→ WHAT IS EXPECTED
Omit all pictures. Copy the rest of the material exactly.

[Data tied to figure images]
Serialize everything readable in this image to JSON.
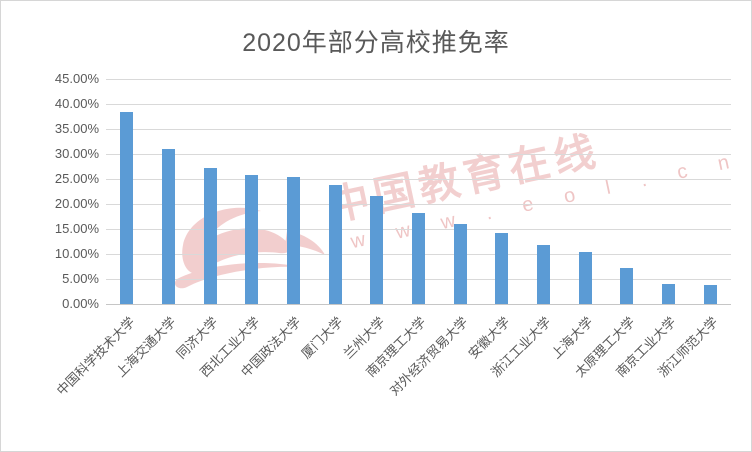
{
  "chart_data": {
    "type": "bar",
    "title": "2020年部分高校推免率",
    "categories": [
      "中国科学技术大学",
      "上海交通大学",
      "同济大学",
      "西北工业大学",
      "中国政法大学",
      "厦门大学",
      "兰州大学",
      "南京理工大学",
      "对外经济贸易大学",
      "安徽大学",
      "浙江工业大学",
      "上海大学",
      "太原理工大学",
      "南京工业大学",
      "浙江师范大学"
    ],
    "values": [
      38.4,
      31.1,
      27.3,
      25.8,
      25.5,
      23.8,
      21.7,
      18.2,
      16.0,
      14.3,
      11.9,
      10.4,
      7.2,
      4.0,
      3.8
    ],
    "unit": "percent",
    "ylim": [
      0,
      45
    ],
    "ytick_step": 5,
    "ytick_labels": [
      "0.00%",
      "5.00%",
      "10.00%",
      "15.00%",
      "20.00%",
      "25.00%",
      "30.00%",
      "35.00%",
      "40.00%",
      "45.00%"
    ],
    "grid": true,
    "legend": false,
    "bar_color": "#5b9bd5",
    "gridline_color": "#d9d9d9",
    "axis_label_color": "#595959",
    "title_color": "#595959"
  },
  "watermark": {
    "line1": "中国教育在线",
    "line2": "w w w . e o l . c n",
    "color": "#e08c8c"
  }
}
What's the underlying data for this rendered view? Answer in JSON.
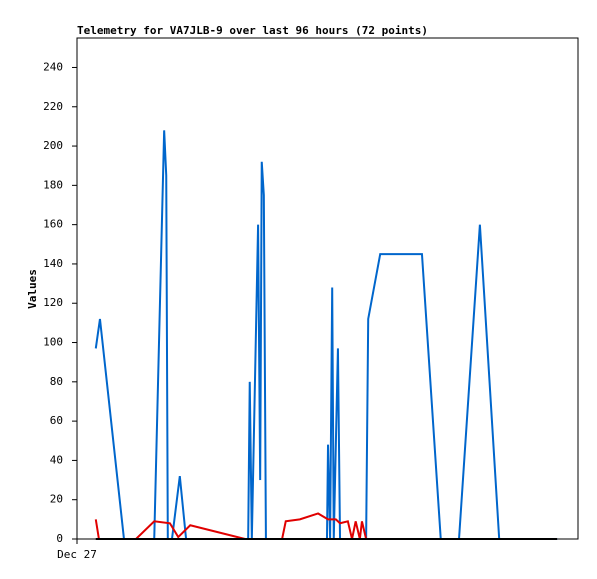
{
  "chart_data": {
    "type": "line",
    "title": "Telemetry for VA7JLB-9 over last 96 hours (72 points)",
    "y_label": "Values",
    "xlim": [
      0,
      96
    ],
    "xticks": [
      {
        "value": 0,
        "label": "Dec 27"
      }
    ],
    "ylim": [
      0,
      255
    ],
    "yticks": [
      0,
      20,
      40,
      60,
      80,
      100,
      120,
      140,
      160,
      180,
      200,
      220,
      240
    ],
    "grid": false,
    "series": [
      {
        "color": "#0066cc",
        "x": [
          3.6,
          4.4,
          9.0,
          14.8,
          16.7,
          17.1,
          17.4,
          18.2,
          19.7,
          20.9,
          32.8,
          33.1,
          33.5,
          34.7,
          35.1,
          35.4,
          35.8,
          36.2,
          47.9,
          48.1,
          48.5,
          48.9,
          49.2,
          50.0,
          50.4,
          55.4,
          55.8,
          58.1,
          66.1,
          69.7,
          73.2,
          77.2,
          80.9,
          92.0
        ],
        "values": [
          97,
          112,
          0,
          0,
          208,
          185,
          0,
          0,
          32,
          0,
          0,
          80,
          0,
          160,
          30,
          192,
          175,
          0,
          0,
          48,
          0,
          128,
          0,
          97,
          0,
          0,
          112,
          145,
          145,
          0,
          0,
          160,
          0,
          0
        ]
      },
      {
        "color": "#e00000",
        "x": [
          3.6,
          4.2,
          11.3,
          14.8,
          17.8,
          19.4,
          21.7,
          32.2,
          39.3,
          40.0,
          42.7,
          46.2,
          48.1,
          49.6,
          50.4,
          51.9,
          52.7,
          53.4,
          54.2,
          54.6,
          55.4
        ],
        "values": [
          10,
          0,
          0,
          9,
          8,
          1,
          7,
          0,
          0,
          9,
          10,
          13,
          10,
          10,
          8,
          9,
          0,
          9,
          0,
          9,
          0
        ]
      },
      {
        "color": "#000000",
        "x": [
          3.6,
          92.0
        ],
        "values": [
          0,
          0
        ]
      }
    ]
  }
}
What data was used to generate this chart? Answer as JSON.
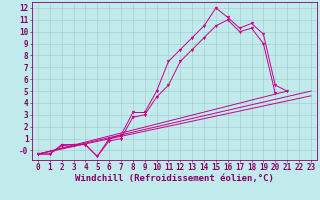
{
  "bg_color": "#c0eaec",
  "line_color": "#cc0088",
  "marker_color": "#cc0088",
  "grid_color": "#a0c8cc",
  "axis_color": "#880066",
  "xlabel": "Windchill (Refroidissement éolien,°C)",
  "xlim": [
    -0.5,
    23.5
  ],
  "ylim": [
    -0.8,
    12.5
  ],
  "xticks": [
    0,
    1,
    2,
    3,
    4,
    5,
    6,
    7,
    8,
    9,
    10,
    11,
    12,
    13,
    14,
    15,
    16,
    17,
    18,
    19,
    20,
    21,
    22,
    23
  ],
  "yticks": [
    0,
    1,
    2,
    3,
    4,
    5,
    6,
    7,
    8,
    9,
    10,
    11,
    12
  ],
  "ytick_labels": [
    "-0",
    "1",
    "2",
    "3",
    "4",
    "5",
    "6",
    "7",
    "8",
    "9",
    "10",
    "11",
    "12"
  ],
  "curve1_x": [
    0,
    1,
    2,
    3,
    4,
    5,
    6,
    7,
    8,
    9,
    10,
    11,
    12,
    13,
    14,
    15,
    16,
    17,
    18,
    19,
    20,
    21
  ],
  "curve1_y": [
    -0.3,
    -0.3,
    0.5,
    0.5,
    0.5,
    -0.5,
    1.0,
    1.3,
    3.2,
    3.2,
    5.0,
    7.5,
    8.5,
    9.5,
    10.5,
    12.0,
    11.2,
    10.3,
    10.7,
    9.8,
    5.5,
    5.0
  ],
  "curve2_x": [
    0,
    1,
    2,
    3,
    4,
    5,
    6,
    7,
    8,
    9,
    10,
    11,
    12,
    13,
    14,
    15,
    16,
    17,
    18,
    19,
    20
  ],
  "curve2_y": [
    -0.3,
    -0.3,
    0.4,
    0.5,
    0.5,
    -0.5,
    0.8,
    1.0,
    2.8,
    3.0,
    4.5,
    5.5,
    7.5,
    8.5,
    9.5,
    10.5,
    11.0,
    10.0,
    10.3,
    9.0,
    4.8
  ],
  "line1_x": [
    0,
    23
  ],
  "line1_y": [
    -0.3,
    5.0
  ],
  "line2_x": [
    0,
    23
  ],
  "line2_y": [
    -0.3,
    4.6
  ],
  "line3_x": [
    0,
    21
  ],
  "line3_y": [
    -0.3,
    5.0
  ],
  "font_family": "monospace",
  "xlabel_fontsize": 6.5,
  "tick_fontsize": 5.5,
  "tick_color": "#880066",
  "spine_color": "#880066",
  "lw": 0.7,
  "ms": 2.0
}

→ IN RESPONSE
Serialize everything readable in this image to JSON.
{
  "chart_data": {
    "type": "bar",
    "title": "2020年部分高校推免率",
    "categories": [
      "中国科学技术大学",
      "上海交通大学",
      "同济大学",
      "西北工业大学",
      "中国政法大学",
      "厦门大学",
      "兰州大学",
      "南京理工大学",
      "对外经济贸易大学",
      "安徽大学",
      "浙江工业大学",
      "上海大学",
      "太原理工大学",
      "南京工业大学",
      "浙江师范大学"
    ],
    "values": [
      38.4,
      31.1,
      27.3,
      25.8,
      25.5,
      23.8,
      21.7,
      18.2,
      16.0,
      14.3,
      11.9,
      10.4,
      7.2,
      4.0,
      3.8
    ],
    "unit": "percent",
    "ylim": [
      0,
      45
    ],
    "ytick_step": 5,
    "ytick_labels": [
      "0.00%",
      "5.00%",
      "10.00%",
      "15.00%",
      "20.00%",
      "25.00%",
      "30.00%",
      "35.00%",
      "40.00%",
      "45.00%"
    ],
    "grid": true,
    "legend": false,
    "bar_color": "#5b9bd5",
    "gridline_color": "#d9d9d9",
    "axis_label_color": "#595959",
    "title_color": "#595959"
  },
  "watermark": {
    "line1": "中国教育在线",
    "line2": "w w w . e o l . c n",
    "color": "#e08c8c"
  }
}
What's the underlying data for this rendered view? Answer in JSON.
{
  "chart_data": {
    "type": "line",
    "title": "Telemetry for VA7JLB-9 over last 96 hours (72 points)",
    "y_label": "Values",
    "xlim": [
      0,
      96
    ],
    "xticks": [
      {
        "value": 0,
        "label": "Dec 27"
      }
    ],
    "ylim": [
      0,
      255
    ],
    "yticks": [
      0,
      20,
      40,
      60,
      80,
      100,
      120,
      140,
      160,
      180,
      200,
      220,
      240
    ],
    "grid": false,
    "series": [
      {
        "color": "#0066cc",
        "x": [
          3.6,
          4.4,
          9.0,
          14.8,
          16.7,
          17.1,
          17.4,
          18.2,
          19.7,
          20.9,
          32.8,
          33.1,
          33.5,
          34.7,
          35.1,
          35.4,
          35.8,
          36.2,
          47.9,
          48.1,
          48.5,
          48.9,
          49.2,
          50.0,
          50.4,
          55.4,
          55.8,
          58.1,
          66.1,
          69.7,
          73.2,
          77.2,
          80.9,
          92.0
        ],
        "values": [
          97,
          112,
          0,
          0,
          208,
          185,
          0,
          0,
          32,
          0,
          0,
          80,
          0,
          160,
          30,
          192,
          175,
          0,
          0,
          48,
          0,
          128,
          0,
          97,
          0,
          0,
          112,
          145,
          145,
          0,
          0,
          160,
          0,
          0
        ]
      },
      {
        "color": "#e00000",
        "x": [
          3.6,
          4.2,
          11.3,
          14.8,
          17.8,
          19.4,
          21.7,
          32.2,
          39.3,
          40.0,
          42.7,
          46.2,
          48.1,
          49.6,
          50.4,
          51.9,
          52.7,
          53.4,
          54.2,
          54.6,
          55.4
        ],
        "values": [
          10,
          0,
          0,
          9,
          8,
          1,
          7,
          0,
          0,
          9,
          10,
          13,
          10,
          10,
          8,
          9,
          0,
          9,
          0,
          9,
          0
        ]
      },
      {
        "color": "#000000",
        "x": [
          3.6,
          92.0
        ],
        "values": [
          0,
          0
        ]
      }
    ]
  }
}
What data was used to generate this chart? Answer as JSON.
{
  "bg_color": "#c0eaec",
  "line_color": "#cc0088",
  "marker_color": "#cc0088",
  "grid_color": "#a0c8cc",
  "axis_color": "#880066",
  "xlabel": "Windchill (Refroidissement éolien,°C)",
  "xlim": [
    -0.5,
    23.5
  ],
  "ylim": [
    -0.8,
    12.5
  ],
  "xticks": [
    0,
    1,
    2,
    3,
    4,
    5,
    6,
    7,
    8,
    9,
    10,
    11,
    12,
    13,
    14,
    15,
    16,
    17,
    18,
    19,
    20,
    21,
    22,
    23
  ],
  "yticks": [
    0,
    1,
    2,
    3,
    4,
    5,
    6,
    7,
    8,
    9,
    10,
    11,
    12
  ],
  "ytick_labels": [
    "-0",
    "1",
    "2",
    "3",
    "4",
    "5",
    "6",
    "7",
    "8",
    "9",
    "10",
    "11",
    "12"
  ],
  "curve1_x": [
    0,
    1,
    2,
    3,
    4,
    5,
    6,
    7,
    8,
    9,
    10,
    11,
    12,
    13,
    14,
    15,
    16,
    17,
    18,
    19,
    20,
    21
  ],
  "curve1_y": [
    -0.3,
    -0.3,
    0.5,
    0.5,
    0.5,
    -0.5,
    1.0,
    1.3,
    3.2,
    3.2,
    5.0,
    7.5,
    8.5,
    9.5,
    10.5,
    12.0,
    11.2,
    10.3,
    10.7,
    9.8,
    5.5,
    5.0
  ],
  "curve2_x": [
    0,
    1,
    2,
    3,
    4,
    5,
    6,
    7,
    8,
    9,
    10,
    11,
    12,
    13,
    14,
    15,
    16,
    17,
    18,
    19,
    20
  ],
  "curve2_y": [
    -0.3,
    -0.3,
    0.4,
    0.5,
    0.5,
    -0.5,
    0.8,
    1.0,
    2.8,
    3.0,
    4.5,
    5.5,
    7.5,
    8.5,
    9.5,
    10.5,
    11.0,
    10.0,
    10.3,
    9.0,
    4.8
  ],
  "line1_x": [
    0,
    23
  ],
  "line1_y": [
    -0.3,
    5.0
  ],
  "line2_x": [
    0,
    23
  ],
  "line2_y": [
    -0.3,
    4.6
  ],
  "line3_x": [
    0,
    21
  ],
  "line3_y": [
    -0.3,
    5.0
  ],
  "font_family": "monospace",
  "xlabel_fontsize": 6.5,
  "tick_fontsize": 5.5,
  "tick_color": "#880066",
  "spine_color": "#880066",
  "lw": 0.7,
  "ms": 2.0
}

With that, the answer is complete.